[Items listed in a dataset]
——————————
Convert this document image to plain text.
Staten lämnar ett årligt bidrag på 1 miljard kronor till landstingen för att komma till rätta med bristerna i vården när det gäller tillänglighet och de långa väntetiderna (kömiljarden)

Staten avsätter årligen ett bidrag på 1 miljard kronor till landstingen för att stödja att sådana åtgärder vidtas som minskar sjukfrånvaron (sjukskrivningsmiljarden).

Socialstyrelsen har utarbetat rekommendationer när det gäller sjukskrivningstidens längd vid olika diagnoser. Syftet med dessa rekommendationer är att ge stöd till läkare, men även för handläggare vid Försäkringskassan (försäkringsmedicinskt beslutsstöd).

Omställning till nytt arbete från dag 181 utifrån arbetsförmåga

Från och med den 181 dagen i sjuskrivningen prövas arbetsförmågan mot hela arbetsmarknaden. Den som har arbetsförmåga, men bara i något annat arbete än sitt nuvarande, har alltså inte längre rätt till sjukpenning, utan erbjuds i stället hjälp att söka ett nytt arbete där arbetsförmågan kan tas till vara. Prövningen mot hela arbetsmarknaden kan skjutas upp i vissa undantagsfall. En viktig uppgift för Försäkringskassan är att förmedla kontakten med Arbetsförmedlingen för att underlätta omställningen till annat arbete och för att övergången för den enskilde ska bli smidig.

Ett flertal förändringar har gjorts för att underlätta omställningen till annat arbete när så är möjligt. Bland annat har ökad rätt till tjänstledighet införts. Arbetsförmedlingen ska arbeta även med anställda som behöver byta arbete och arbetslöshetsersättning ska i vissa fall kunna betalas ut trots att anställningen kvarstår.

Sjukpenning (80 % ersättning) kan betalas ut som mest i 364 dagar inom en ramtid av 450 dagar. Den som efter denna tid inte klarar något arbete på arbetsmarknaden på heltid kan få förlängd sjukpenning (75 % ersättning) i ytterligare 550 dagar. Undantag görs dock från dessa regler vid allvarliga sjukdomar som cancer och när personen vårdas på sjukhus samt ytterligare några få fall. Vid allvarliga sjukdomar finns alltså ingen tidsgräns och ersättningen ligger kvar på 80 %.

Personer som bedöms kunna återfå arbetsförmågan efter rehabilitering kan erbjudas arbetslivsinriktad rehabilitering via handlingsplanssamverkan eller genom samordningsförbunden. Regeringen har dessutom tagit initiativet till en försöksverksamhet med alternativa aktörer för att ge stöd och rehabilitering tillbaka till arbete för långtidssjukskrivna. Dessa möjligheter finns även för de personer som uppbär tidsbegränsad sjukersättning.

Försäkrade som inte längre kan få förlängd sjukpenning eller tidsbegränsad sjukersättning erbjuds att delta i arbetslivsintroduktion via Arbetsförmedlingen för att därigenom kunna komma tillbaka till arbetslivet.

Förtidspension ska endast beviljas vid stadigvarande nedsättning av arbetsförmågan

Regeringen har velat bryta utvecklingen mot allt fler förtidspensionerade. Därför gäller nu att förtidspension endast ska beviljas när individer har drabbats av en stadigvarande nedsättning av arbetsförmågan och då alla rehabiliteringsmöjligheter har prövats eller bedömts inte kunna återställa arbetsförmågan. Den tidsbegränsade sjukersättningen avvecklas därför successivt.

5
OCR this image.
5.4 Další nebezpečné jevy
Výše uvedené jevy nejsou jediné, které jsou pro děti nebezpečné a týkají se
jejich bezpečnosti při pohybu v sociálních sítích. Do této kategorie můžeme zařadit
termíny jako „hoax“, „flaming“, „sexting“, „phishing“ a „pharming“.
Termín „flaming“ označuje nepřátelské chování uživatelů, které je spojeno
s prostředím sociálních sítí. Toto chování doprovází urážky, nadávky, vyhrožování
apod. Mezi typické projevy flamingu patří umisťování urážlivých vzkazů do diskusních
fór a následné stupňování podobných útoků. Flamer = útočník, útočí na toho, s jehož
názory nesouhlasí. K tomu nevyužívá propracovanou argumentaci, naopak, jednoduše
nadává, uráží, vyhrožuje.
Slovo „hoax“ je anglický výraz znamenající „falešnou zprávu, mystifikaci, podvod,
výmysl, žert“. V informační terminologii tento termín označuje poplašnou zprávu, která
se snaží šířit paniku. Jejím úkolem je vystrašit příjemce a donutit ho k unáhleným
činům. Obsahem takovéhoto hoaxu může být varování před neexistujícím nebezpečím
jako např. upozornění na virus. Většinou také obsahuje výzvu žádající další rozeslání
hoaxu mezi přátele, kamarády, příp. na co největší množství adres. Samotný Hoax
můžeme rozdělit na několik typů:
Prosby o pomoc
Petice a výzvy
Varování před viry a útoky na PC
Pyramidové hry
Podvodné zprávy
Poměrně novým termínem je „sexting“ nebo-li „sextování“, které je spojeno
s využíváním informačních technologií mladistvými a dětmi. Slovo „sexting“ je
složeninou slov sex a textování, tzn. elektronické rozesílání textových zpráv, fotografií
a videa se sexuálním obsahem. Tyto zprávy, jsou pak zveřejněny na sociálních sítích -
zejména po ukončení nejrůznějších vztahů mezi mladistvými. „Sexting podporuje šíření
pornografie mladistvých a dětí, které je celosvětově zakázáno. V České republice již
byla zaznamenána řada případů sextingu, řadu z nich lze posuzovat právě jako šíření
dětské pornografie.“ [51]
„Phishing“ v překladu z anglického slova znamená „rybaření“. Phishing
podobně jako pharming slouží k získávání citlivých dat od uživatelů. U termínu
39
——————————
YOUR ASSIGNMENT: Output the data in full, exactly as it stands.

FINAL ANSWER:
Convert this document image to plain text.
Staten lämnar ett årligt bidrag på 1 miljard kronor till landstingen för att komma till rätta med bristerna i vården när det gäller tillänglighet och de långa väntetiderna (kömiljarden)

Staten avsätter årligen ett bidrag på 1 miljard kronor till landstingen för att stödja att sådana åtgärder vidtas som minskar sjukfrånvaron (sjukskrivningsmiljarden).

Socialstyrelsen har utarbetat rekommendationer när det gäller sjukskrivningstidens längd vid olika diagnoser. Syftet med dessa rekommendationer är att ge stöd till läkare, men även för handläggare vid Försäkringskassan (försäkringsmedicinskt beslutsstöd).

Omställning till nytt arbete från dag 181 utifrån arbetsförmåga

Från och med den 181 dagen i sjuskrivningen prövas arbetsförmågan mot hela arbetsmarknaden. Den som har arbetsförmåga, men bara i något annat arbete än sitt nuvarande, har alltså inte längre rätt till sjukpenning, utan erbjuds i stället hjälp att söka ett nytt arbete där arbetsförmågan kan tas till vara. Prövningen mot hela arbetsmarknaden kan skjutas upp i vissa undantagsfall. En viktig uppgift för Försäkringskassan är att förmedla kontakten med Arbetsförmedlingen för att underlätta omställningen till annat arbete och för att övergången för den enskilde ska bli smidig.

Ett flertal förändringar har gjorts för att underlätta omställningen till annat arbete när så är möjligt. Bland annat har ökad rätt till tjänstledighet införts. Arbetsförmedlingen ska arbeta även med anställda som behöver byta arbete och arbetslöshetsersättning ska i vissa fall kunna betalas ut trots att anställningen kvarstår.

Sjukpenning (80 % ersättning) kan betalas ut som mest i 364 dagar inom en ramtid av 450 dagar. Den som efter denna tid inte klarar något arbete på arbetsmarknaden på heltid kan få förlängd sjukpenning (75 % ersättning) i ytterligare 550 dagar. Undantag görs dock från dessa regler vid allvarliga sjukdomar som cancer och när personen vårdas på sjukhus samt ytterligare några få fall. Vid allvarliga sjukdomar finns alltså ingen tidsgräns och ersättningen ligger kvar på 80 %.

Personer som bedöms kunna återfå arbetsförmågan efter rehabilitering kan erbjudas arbetslivsinriktad rehabilitering via handlingsplanssamverkan eller genom samordningsförbunden. Regeringen har dessutom tagit initiativet till en försöksverksamhet med alternativa aktörer för att ge stöd och rehabilitering tillbaka till arbete för långtidssjukskrivna. Dessa möjligheter finns även för de personer som uppbär tidsbegränsad sjukersättning.

Försäkrade som inte längre kan få förlängd sjukpenning eller tidsbegränsad sjukersättning erbjuds att delta i arbetslivsintroduktion via Arbetsförmedlingen för att därigenom kunna komma tillbaka till arbetslivet.

Förtidspension ska endast beviljas vid stadigvarande nedsättning av arbetsförmågan

Regeringen har velat bryta utvecklingen mot allt fler förtidspensionerade. Därför gäller nu att förtidspension endast ska beviljas när individer har drabbats av en stadigvarande nedsättning av arbetsförmågan och då alla rehabiliteringsmöjligheter har prövats eller bedömts inte kunna återställa arbetsförmågan. Den tidsbegränsade sjukersättningen avvecklas därför successivt.

5
OCR this image.
5.4 Další nebezpečné jevy
Výše uvedené jevy nejsou jediné, které jsou pro děti nebezpečné a týkají se
jejich bezpečnosti při pohybu v sociálních sítích. Do této kategorie můžeme zařadit
termíny jako „hoax“, „flaming“, „sexting“, „phishing“ a „pharming“.
Termín „flaming“ označuje nepřátelské chování uživatelů, které je spojeno
s prostředím sociálních sítí. Toto chování doprovází urážky, nadávky, vyhrožování
apod. Mezi typické projevy flamingu patří umisťování urážlivých vzkazů do diskusních
fór a následné stupňování podobných útoků. Flamer = útočník, útočí na toho, s jehož
názory nesouhlasí. K tomu nevyužívá propracovanou argumentaci, naopak, jednoduše
nadává, uráží, vyhrožuje.
Slovo „hoax“ je anglický výraz znamenající „falešnou zprávu, mystifikaci, podvod,
výmysl, žert“. V informační terminologii tento termín označuje poplašnou zprávu, která
se snaží šířit paniku. Jejím úkolem je vystrašit příjemce a donutit ho k unáhleným
činům. Obsahem takovéhoto hoaxu může být varování před neexistujícím nebezpečím
jako např. upozornění na virus. Většinou také obsahuje výzvu žádající další rozeslání
hoaxu mezi přátele, kamarády, příp. na co největší množství adres. Samotný Hoax
můžeme rozdělit na několik typů:
Prosby o pomoc
Petice a výzvy
Varování před viry a útoky na PC
Pyramidové hry
Podvodné zprávy
Poměrně novým termínem je „sexting“ nebo-li „sextování“, které je spojeno
s využíváním informačních technologií mladistvými a dětmi. Slovo „sexting“ je
složeninou slov sex a textování, tzn. elektronické rozesílání textových zpráv, fotografií
a videa se sexuálním obsahem. Tyto zprávy, jsou pak zveřejněny na sociálních sítích -
zejména po ukončení nejrůznějších vztahů mezi mladistvými. „Sexting podporuje šíření
pornografie mladistvých a dětí, které je celosvětově zakázáno. V České republice již
byla zaznamenána řada případů sextingu, řadu z nich lze posuzovat právě jako šíření
dětské pornografie.“ [51]
„Phishing“ v překladu z anglického slova znamená „rybaření“. Phishing
podobně jako pharming slouží k získávání citlivých dat od uživatelů. U termínu
39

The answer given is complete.